* _Problem statement_: Will you give every entry again exactly as it stands?

* _Working data_:
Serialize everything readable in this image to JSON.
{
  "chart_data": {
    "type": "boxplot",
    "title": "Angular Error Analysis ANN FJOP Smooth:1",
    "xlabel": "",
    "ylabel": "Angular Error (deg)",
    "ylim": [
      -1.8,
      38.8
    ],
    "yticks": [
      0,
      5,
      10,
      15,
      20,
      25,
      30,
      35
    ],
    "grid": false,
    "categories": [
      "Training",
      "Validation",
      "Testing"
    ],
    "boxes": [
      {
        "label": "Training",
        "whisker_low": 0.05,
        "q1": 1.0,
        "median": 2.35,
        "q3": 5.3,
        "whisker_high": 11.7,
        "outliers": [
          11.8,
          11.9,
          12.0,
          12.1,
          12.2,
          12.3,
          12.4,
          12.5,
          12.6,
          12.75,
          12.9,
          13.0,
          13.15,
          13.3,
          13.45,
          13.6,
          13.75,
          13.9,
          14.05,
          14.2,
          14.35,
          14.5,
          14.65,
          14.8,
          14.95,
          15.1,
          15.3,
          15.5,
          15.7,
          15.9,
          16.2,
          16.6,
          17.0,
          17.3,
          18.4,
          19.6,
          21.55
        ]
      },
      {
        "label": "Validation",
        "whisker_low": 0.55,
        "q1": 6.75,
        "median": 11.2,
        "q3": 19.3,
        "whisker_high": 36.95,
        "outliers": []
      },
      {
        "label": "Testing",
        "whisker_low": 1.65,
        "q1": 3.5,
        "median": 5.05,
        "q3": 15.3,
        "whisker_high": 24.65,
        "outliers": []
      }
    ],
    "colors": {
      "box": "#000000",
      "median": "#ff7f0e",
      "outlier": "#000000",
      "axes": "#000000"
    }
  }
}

* _Written solution_:
Serialize everything readable in this image to JSON.
{
  "chart_data": {
    "type": "boxplot",
    "title": "Angular Error Analysis ANN FJOP Smooth:1",
    "xlabel": "",
    "ylabel": "Angular Error (deg)",
    "ylim": [
      -1.8,
      38.8
    ],
    "yticks": [
      0,
      5,
      10,
      15,
      20,
      25,
      30,
      35
    ],
    "grid": false,
    "categories": [
      "Training",
      "Validation",
      "Testing"
    ],
    "boxes": [
      {
        "label": "Training",
        "whisker_low": 0.05,
        "q1": 1.0,
        "median": 2.35,
        "q3": 5.3,
        "whisker_high": 11.7,
        "outliers": [
          11.8,
          11.9,
          12.0,
          12.1,
          12.2,
          12.3,
          12.4,
          12.5,
          12.6,
          12.75,
          12.9,
          13.0,
          13.15,
          13.3,
          13.45,
          13.6,
          13.75,
          13.9,
          14.05,
          14.2,
          14.35,
          14.5,
          14.65,
          14.8,
          14.95,
          15.1,
          15.3,
          15.5,
          15.7,
          15.9,
          16.2,
          16.6,
          17.0,
          17.3,
          18.4,
          19.6,
          21.55
        ]
      },
      {
        "label": "Validation",
        "whisker_low": 0.55,
        "q1": 6.75,
        "median": 11.2,
        "q3": 19.3,
        "whisker_high": 36.95,
        "outliers": []
      },
      {
        "label": "Testing",
        "whisker_low": 1.65,
        "q1": 3.5,
        "median": 5.05,
        "q3": 15.3,
        "whisker_high": 24.65,
        "outliers": []
      }
    ],
    "colors": {
      "box": "#000000",
      "median": "#ff7f0e",
      "outlier": "#000000",
      "axes": "#000000"
    }
  }
}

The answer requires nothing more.